> Goal
Copy every line of the material below word for word.

> Listed records
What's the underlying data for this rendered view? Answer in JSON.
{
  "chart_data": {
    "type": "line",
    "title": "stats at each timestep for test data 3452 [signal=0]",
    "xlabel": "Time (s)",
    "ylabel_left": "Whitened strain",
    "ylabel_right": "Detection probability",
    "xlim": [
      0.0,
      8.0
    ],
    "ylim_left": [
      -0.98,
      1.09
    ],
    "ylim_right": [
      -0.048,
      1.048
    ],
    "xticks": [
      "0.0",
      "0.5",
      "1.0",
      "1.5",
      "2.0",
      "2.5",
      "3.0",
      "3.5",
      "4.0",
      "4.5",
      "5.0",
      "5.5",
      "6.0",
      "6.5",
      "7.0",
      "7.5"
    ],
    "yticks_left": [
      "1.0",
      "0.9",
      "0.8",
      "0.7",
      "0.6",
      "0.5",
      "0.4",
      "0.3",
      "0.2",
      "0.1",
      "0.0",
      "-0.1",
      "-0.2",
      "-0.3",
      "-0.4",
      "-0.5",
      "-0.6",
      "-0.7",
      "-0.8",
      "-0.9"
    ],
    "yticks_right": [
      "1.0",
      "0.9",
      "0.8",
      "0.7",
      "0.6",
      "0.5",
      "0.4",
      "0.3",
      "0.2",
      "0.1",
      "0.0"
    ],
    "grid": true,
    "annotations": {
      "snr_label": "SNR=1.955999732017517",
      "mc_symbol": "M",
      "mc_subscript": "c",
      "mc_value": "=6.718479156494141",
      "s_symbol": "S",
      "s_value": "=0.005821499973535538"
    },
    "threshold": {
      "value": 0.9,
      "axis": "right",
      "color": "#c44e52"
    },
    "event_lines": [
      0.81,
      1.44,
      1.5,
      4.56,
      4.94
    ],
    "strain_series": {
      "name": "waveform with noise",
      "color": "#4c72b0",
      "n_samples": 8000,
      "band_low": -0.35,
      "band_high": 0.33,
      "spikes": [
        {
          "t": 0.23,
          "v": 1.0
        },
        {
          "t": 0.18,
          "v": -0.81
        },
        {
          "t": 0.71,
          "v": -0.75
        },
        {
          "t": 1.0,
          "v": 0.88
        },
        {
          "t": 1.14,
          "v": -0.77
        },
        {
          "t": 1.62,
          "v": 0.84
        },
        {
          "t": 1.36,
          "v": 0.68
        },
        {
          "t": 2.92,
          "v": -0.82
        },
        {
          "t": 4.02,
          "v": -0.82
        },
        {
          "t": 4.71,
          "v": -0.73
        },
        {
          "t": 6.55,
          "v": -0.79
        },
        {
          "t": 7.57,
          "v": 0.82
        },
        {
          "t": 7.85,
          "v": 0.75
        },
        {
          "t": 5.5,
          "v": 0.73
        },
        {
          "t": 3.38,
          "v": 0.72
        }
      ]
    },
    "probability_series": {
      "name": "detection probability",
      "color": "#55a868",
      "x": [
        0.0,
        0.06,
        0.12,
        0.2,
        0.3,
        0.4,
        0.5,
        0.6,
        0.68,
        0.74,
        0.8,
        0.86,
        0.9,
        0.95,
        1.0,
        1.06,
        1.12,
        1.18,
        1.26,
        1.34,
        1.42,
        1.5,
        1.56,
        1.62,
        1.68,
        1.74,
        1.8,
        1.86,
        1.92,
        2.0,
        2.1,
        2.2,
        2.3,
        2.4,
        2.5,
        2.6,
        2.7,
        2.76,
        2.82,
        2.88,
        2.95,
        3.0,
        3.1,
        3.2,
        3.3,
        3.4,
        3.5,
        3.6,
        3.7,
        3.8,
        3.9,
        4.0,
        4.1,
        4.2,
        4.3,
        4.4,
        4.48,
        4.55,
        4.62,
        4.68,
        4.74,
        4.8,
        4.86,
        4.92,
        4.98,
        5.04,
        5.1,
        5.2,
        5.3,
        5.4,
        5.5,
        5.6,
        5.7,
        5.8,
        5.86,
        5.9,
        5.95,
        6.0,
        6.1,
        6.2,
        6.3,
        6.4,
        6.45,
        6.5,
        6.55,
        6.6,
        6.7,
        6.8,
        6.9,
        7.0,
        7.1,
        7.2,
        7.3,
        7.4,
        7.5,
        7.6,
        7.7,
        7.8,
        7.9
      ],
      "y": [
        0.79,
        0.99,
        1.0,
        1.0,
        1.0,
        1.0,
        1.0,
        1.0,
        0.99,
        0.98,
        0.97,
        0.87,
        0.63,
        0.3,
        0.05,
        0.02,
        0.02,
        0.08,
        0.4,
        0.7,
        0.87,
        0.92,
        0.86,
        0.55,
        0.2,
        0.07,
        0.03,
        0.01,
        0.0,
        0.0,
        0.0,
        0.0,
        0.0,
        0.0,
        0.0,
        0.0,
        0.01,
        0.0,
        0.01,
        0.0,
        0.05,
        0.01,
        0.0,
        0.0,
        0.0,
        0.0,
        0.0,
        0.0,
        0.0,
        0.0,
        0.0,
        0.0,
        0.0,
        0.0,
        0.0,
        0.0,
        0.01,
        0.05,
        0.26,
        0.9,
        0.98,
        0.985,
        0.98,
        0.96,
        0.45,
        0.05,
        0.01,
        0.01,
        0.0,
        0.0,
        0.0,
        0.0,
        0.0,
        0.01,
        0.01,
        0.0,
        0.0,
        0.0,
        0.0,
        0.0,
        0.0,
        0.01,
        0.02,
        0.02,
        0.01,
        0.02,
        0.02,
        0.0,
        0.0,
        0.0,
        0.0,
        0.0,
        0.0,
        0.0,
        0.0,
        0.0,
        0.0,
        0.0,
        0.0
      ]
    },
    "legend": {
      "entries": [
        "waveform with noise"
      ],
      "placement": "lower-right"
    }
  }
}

> Result of the exercise
What's the underlying data for this rendered view? Answer in JSON.
{
  "chart_data": {
    "type": "line",
    "title": "stats at each timestep for test data 3452 [signal=0]",
    "xlabel": "Time (s)",
    "ylabel_left": "Whitened strain",
    "ylabel_right": "Detection probability",
    "xlim": [
      0.0,
      8.0
    ],
    "ylim_left": [
      -0.98,
      1.09
    ],
    "ylim_right": [
      -0.048,
      1.048
    ],
    "xticks": [
      "0.0",
      "0.5",
      "1.0",
      "1.5",
      "2.0",
      "2.5",
      "3.0",
      "3.5",
      "4.0",
      "4.5",
      "5.0",
      "5.5",
      "6.0",
      "6.5",
      "7.0",
      "7.5"
    ],
    "yticks_left": [
      "1.0",
      "0.9",
      "0.8",
      "0.7",
      "0.6",
      "0.5",
      "0.4",
      "0.3",
      "0.2",
      "0.1",
      "0.0",
      "-0.1",
      "-0.2",
      "-0.3",
      "-0.4",
      "-0.5",
      "-0.6",
      "-0.7",
      "-0.8",
      "-0.9"
    ],
    "yticks_right": [
      "1.0",
      "0.9",
      "0.8",
      "0.7",
      "0.6",
      "0.5",
      "0.4",
      "0.3",
      "0.2",
      "0.1",
      "0.0"
    ],
    "grid": true,
    "annotations": {
      "snr_label": "SNR=1.955999732017517",
      "mc_symbol": "M",
      "mc_subscript": "c",
      "mc_value": "=6.718479156494141",
      "s_symbol": "S",
      "s_value": "=0.005821499973535538"
    },
    "threshold": {
      "value": 0.9,
      "axis": "right",
      "color": "#c44e52"
    },
    "event_lines": [
      0.81,
      1.44,
      1.5,
      4.56,
      4.94
    ],
    "strain_series": {
      "name": "waveform with noise",
      "color": "#4c72b0",
      "n_samples": 8000,
      "band_low": -0.35,
      "band_high": 0.33,
      "spikes": [
        {
          "t": 0.23,
          "v": 1.0
        },
        {
          "t": 0.18,
          "v": -0.81
        },
        {
          "t": 0.71,
          "v": -0.75
        },
        {
          "t": 1.0,
          "v": 0.88
        },
        {
          "t": 1.14,
          "v": -0.77
        },
        {
          "t": 1.62,
          "v": 0.84
        },
        {
          "t": 1.36,
          "v": 0.68
        },
        {
          "t": 2.92,
          "v": -0.82
        },
        {
          "t": 4.02,
          "v": -0.82
        },
        {
          "t": 4.71,
          "v": -0.73
        },
        {
          "t": 6.55,
          "v": -0.79
        },
        {
          "t": 7.57,
          "v": 0.82
        },
        {
          "t": 7.85,
          "v": 0.75
        },
        {
          "t": 5.5,
          "v": 0.73
        },
        {
          "t": 3.38,
          "v": 0.72
        }
      ]
    },
    "probability_series": {
      "name": "detection probability",
      "color": "#55a868",
      "x": [
        0.0,
        0.06,
        0.12,
        0.2,
        0.3,
        0.4,
        0.5,
        0.6,
        0.68,
        0.74,
        0.8,
        0.86,
        0.9,
        0.95,
        1.0,
        1.06,
        1.12,
        1.18,
        1.26,
        1.34,
        1.42,
        1.5,
        1.56,
        1.62,
        1.68,
        1.74,
        1.8,
        1.86,
        1.92,
        2.0,
        2.1,
        2.2,
        2.3,
        2.4,
        2.5,
        2.6,
        2.7,
        2.76,
        2.82,
        2.88,
        2.95,
        3.0,
        3.1,
        3.2,
        3.3,
        3.4,
        3.5,
        3.6,
        3.7,
        3.8,
        3.9,
        4.0,
        4.1,
        4.2,
        4.3,
        4.4,
        4.48,
        4.55,
        4.62,
        4.68,
        4.74,
        4.8,
        4.86,
        4.92,
        4.98,
        5.04,
        5.1,
        5.2,
        5.3,
        5.4,
        5.5,
        5.6,
        5.7,
        5.8,
        5.86,
        5.9,
        5.95,
        6.0,
        6.1,
        6.2,
        6.3,
        6.4,
        6.45,
        6.5,
        6.55,
        6.6,
        6.7,
        6.8,
        6.9,
        7.0,
        7.1,
        7.2,
        7.3,
        7.4,
        7.5,
        7.6,
        7.7,
        7.8,
        7.9
      ],
      "y": [
        0.79,
        0.99,
        1.0,
        1.0,
        1.0,
        1.0,
        1.0,
        1.0,
        0.99,
        0.98,
        0.97,
        0.87,
        0.63,
        0.3,
        0.05,
        0.02,
        0.02,
        0.08,
        0.4,
        0.7,
        0.87,
        0.92,
        0.86,
        0.55,
        0.2,
        0.07,
        0.03,
        0.01,
        0.0,
        0.0,
        0.0,
        0.0,
        0.0,
        0.0,
        0.0,
        0.0,
        0.01,
        0.0,
        0.01,
        0.0,
        0.05,
        0.01,
        0.0,
        0.0,
        0.0,
        0.0,
        0.0,
        0.0,
        0.0,
        0.0,
        0.0,
        0.0,
        0.0,
        0.0,
        0.0,
        0.0,
        0.01,
        0.05,
        0.26,
        0.9,
        0.98,
        0.985,
        0.98,
        0.96,
        0.45,
        0.05,
        0.01,
        0.01,
        0.0,
        0.0,
        0.0,
        0.0,
        0.0,
        0.01,
        0.01,
        0.0,
        0.0,
        0.0,
        0.0,
        0.0,
        0.0,
        0.01,
        0.02,
        0.02,
        0.01,
        0.02,
        0.02,
        0.0,
        0.0,
        0.0,
        0.0,
        0.0,
        0.0,
        0.0,
        0.0,
        0.0,
        0.0,
        0.0,
        0.0
      ]
    },
    "legend": {
      "entries": [
        "waveform with noise"
      ],
      "placement": "lower-right"
    }
  }
}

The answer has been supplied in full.